Task brief: Return the listing word for word, as given.

-- Start Supplied records --

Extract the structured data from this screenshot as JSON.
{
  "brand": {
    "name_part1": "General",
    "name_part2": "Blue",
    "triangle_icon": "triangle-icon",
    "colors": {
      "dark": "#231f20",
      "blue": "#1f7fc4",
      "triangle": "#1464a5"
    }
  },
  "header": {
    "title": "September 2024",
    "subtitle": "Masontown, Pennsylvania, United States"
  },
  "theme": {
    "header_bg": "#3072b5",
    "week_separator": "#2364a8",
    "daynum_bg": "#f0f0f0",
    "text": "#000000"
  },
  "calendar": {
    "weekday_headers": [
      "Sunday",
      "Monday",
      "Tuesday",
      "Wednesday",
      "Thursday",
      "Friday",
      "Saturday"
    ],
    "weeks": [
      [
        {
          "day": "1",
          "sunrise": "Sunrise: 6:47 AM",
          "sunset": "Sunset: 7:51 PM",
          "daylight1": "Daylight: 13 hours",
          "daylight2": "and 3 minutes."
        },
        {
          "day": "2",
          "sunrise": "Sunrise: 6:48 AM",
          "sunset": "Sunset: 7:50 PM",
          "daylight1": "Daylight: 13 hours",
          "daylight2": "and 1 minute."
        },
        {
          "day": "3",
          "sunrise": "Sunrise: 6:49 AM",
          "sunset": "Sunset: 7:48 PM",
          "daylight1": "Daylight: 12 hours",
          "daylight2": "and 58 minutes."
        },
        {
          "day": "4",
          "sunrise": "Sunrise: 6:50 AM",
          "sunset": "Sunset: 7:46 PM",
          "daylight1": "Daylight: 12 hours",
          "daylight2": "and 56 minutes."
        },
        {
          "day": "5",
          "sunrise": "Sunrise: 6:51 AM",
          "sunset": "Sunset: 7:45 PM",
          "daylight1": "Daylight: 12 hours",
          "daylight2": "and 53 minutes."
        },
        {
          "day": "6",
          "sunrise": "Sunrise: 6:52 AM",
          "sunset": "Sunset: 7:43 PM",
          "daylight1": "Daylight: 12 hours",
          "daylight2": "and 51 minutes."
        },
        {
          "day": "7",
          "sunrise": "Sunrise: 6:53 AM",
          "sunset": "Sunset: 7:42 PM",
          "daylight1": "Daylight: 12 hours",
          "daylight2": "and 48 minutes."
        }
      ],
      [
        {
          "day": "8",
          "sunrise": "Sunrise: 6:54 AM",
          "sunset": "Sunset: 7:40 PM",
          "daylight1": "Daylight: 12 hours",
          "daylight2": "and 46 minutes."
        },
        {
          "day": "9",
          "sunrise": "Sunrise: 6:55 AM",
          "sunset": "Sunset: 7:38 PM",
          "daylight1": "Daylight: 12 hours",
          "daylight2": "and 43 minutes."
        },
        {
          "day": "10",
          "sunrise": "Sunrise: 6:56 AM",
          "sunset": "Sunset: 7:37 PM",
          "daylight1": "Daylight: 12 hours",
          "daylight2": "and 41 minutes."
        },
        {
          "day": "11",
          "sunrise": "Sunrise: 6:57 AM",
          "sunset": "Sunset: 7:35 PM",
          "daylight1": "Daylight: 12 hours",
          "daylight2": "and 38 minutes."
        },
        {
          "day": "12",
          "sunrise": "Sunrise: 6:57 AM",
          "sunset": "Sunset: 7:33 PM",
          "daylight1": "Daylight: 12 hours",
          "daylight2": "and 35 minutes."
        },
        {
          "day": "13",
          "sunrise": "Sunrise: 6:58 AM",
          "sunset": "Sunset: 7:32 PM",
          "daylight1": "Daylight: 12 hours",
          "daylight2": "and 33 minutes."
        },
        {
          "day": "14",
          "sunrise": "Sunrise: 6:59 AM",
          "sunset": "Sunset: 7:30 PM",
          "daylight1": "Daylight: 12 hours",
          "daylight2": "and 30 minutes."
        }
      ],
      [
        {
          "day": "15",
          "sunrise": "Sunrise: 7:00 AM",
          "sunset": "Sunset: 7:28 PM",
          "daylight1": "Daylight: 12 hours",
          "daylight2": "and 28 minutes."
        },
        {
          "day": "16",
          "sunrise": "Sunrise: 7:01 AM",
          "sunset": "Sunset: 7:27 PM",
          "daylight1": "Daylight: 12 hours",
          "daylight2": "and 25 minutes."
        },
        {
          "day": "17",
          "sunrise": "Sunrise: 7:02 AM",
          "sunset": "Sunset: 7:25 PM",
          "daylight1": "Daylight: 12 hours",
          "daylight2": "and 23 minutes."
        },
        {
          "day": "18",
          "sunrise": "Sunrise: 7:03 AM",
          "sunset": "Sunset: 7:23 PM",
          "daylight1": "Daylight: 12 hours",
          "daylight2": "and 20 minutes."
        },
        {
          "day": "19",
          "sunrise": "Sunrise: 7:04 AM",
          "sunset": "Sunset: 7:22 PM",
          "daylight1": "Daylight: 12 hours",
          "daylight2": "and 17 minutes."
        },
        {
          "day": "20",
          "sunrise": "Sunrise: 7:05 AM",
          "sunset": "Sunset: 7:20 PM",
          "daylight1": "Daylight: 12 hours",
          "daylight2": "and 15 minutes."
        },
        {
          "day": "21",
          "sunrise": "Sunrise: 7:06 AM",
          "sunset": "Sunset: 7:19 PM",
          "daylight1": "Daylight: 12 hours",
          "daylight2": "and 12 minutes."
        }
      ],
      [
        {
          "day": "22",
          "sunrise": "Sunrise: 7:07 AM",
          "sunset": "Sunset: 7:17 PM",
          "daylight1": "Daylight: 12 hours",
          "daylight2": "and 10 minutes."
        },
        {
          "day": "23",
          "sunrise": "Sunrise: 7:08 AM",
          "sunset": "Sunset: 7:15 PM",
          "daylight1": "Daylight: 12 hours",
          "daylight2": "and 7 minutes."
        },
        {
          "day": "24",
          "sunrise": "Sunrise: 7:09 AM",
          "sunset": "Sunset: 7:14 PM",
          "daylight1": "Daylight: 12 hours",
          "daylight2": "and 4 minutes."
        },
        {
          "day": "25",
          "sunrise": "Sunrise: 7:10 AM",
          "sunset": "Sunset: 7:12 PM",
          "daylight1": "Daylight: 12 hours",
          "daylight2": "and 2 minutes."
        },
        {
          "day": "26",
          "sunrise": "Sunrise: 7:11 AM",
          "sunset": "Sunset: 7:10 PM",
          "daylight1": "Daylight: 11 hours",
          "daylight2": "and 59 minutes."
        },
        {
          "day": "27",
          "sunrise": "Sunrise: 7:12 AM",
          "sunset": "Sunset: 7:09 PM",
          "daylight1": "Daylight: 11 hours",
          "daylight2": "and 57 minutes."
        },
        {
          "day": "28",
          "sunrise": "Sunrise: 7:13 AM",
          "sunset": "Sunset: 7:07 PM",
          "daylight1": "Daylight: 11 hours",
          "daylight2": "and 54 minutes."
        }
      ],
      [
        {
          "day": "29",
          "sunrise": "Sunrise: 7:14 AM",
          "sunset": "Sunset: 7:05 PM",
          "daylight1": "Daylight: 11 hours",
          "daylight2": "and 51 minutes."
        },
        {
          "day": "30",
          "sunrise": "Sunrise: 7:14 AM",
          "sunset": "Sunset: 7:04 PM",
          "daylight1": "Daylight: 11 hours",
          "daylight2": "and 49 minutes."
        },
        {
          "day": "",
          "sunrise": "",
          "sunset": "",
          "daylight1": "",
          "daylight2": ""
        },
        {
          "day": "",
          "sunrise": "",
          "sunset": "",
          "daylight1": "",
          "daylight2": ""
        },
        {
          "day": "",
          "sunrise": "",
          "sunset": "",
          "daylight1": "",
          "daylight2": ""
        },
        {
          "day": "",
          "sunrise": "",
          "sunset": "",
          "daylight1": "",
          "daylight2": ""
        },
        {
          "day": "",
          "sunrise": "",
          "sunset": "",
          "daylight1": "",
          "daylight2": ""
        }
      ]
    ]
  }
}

-- End Supplied records --

Exercise solution:
Extract the structured data from this screenshot as JSON.
{
  "brand": {
    "name_part1": "General",
    "name_part2": "Blue",
    "triangle_icon": "triangle-icon",
    "colors": {
      "dark": "#231f20",
      "blue": "#1f7fc4",
      "triangle": "#1464a5"
    }
  },
  "header": {
    "title": "September 2024",
    "subtitle": "Masontown, Pennsylvania, United States"
  },
  "theme": {
    "header_bg": "#3072b5",
    "week_separator": "#2364a8",
    "daynum_bg": "#f0f0f0",
    "text": "#000000"
  },
  "calendar": {
    "weekday_headers": [
      "Sunday",
      "Monday",
      "Tuesday",
      "Wednesday",
      "Thursday",
      "Friday",
      "Saturday"
    ],
    "weeks": [
      [
        {
          "day": "1",
          "sunrise": "Sunrise: 6:47 AM",
          "sunset": "Sunset: 7:51 PM",
          "daylight1": "Daylight: 13 hours",
          "daylight2": "and 3 minutes."
        },
        {
          "day": "2",
          "sunrise": "Sunrise: 6:48 AM",
          "sunset": "Sunset: 7:50 PM",
          "daylight1": "Daylight: 13 hours",
          "daylight2": "and 1 minute."
        },
        {
          "day": "3",
          "sunrise": "Sunrise: 6:49 AM",
          "sunset": "Sunset: 7:48 PM",
          "daylight1": "Daylight: 12 hours",
          "daylight2": "and 58 minutes."
        },
        {
          "day": "4",
          "sunrise": "Sunrise: 6:50 AM",
          "sunset": "Sunset: 7:46 PM",
          "daylight1": "Daylight: 12 hours",
          "daylight2": "and 56 minutes."
        },
        {
          "day": "5",
          "sunrise": "Sunrise: 6:51 AM",
          "sunset": "Sunset: 7:45 PM",
          "daylight1": "Daylight: 12 hours",
          "daylight2": "and 53 minutes."
        },
        {
          "day": "6",
          "sunrise": "Sunrise: 6:52 AM",
          "sunset": "Sunset: 7:43 PM",
          "daylight1": "Daylight: 12 hours",
          "daylight2": "and 51 minutes."
        },
        {
          "day": "7",
          "sunrise": "Sunrise: 6:53 AM",
          "sunset": "Sunset: 7:42 PM",
          "daylight1": "Daylight: 12 hours",
          "daylight2": "and 48 minutes."
        }
      ],
      [
        {
          "day": "8",
          "sunrise": "Sunrise: 6:54 AM",
          "sunset": "Sunset: 7:40 PM",
          "daylight1": "Daylight: 12 hours",
          "daylight2": "and 46 minutes."
        },
        {
          "day": "9",
          "sunrise": "Sunrise: 6:55 AM",
          "sunset": "Sunset: 7:38 PM",
          "daylight1": "Daylight: 12 hours",
          "daylight2": "and 43 minutes."
        },
        {
          "day": "10",
          "sunrise": "Sunrise: 6:56 AM",
          "sunset": "Sunset: 7:37 PM",
          "daylight1": "Daylight: 12 hours",
          "daylight2": "and 41 minutes."
        },
        {
          "day": "11",
          "sunrise": "Sunrise: 6:57 AM",
          "sunset": "Sunset: 7:35 PM",
          "daylight1": "Daylight: 12 hours",
          "daylight2": "and 38 minutes."
        },
        {
          "day": "12",
          "sunrise": "Sunrise: 6:57 AM",
          "sunset": "Sunset: 7:33 PM",
          "daylight1": "Daylight: 12 hours",
          "daylight2": "and 35 minutes."
        },
        {
          "day": "13",
          "sunrise": "Sunrise: 6:58 AM",
          "sunset": "Sunset: 7:32 PM",
          "daylight1": "Daylight: 12 hours",
          "daylight2": "and 33 minutes."
        },
        {
          "day": "14",
          "sunrise": "Sunrise: 6:59 AM",
          "sunset": "Sunset: 7:30 PM",
          "daylight1": "Daylight: 12 hours",
          "daylight2": "and 30 minutes."
        }
      ],
      [
        {
          "day": "15",
          "sunrise": "Sunrise: 7:00 AM",
          "sunset": "Sunset: 7:28 PM",
          "daylight1": "Daylight: 12 hours",
          "daylight2": "and 28 minutes."
        },
        {
          "day": "16",
          "sunrise": "Sunrise: 7:01 AM",
          "sunset": "Sunset: 7:27 PM",
          "daylight1": "Daylight: 12 hours",
          "daylight2": "and 25 minutes."
        },
        {
          "day": "17",
          "sunrise": "Sunrise: 7:02 AM",
          "sunset": "Sunset: 7:25 PM",
          "daylight1": "Daylight: 12 hours",
          "daylight2": "and 23 minutes."
        },
        {
          "day": "18",
          "sunrise": "Sunrise: 7:03 AM",
          "sunset": "Sunset: 7:23 PM",
          "daylight1": "Daylight: 12 hours",
          "daylight2": "and 20 minutes."
        },
        {
          "day": "19",
          "sunrise": "Sunrise: 7:04 AM",
          "sunset": "Sunset: 7:22 PM",
          "daylight1": "Daylight: 12 hours",
          "daylight2": "and 17 minutes."
        },
        {
          "day": "20",
          "sunrise": "Sunrise: 7:05 AM",
          "sunset": "Sunset: 7:20 PM",
          "daylight1": "Daylight: 12 hours",
          "daylight2": "and 15 minutes."
        },
        {
          "day": "21",
          "sunrise": "Sunrise: 7:06 AM",
          "sunset": "Sunset: 7:19 PM",
          "daylight1": "Daylight: 12 hours",
          "daylight2": "and 12 minutes."
        }
      ],
      [
        {
          "day": "22",
          "sunrise": "Sunrise: 7:07 AM",
          "sunset": "Sunset: 7:17 PM",
          "daylight1": "Daylight: 12 hours",
          "daylight2": "and 10 minutes."
        },
        {
          "day": "23",
          "sunrise": "Sunrise: 7:08 AM",
          "sunset": "Sunset: 7:15 PM",
          "daylight1": "Daylight: 12 hours",
          "daylight2": "and 7 minutes."
        },
        {
          "day": "24",
          "sunrise": "Sunrise: 7:09 AM",
          "sunset": "Sunset: 7:14 PM",
          "daylight1": "Daylight: 12 hours",
          "daylight2": "and 4 minutes."
        },
        {
          "day": "25",
          "sunrise": "Sunrise: 7:10 AM",
          "sunset": "Sunset: 7:12 PM",
          "daylight1": "Daylight: 12 hours",
          "daylight2": "and 2 minutes."
        },
        {
          "day": "26",
          "sunrise": "Sunrise: 7:11 AM",
          "sunset": "Sunset: 7:10 PM",
          "daylight1": "Daylight: 11 hours",
          "daylight2": "and 59 minutes."
        },
        {
          "day": "27",
          "sunrise": "Sunrise: 7:12 AM",
          "sunset": "Sunset: 7:09 PM",
          "daylight1": "Daylight: 11 hours",
          "daylight2": "and 57 minutes."
        },
        {
          "day": "28",
          "sunrise": "Sunrise: 7:13 AM",
          "sunset": "Sunset: 7:07 PM",
          "daylight1": "Daylight: 11 hours",
          "daylight2": "and 54 minutes."
        }
      ],
      [
        {
          "day": "29",
          "sunrise": "Sunrise: 7:14 AM",
          "sunset": "Sunset: 7:05 PM",
          "daylight1": "Daylight: 11 hours",
          "daylight2": "and 51 minutes."
        },
        {
          "day": "30",
          "sunrise": "Sunrise: 7:14 AM",
          "sunset": "Sunset: 7:04 PM",
          "daylight1": "Daylight: 11 hours",
          "daylight2": "and 49 minutes."
        },
        {
          "day": "",
          "sunrise": "",
          "sunset": "",
          "daylight1": "",
          "daylight2": ""
        },
        {
          "day": "",
          "sunrise": "",
          "sunset": "",
          "daylight1": "",
          "daylight2": ""
        },
        {
          "day": "",
          "sunrise": "",
          "sunset": "",
          "daylight1": "",
          "daylight2": ""
        },
        {
          "day": "",
          "sunrise": "",
          "sunset": "",
          "daylight1": "",
          "daylight2": ""
        },
        {
          "day": "",
          "sunrise": "",
          "sunset": "",
          "daylight1": "",
          "daylight2": ""
        }
      ]
    ]
  }
}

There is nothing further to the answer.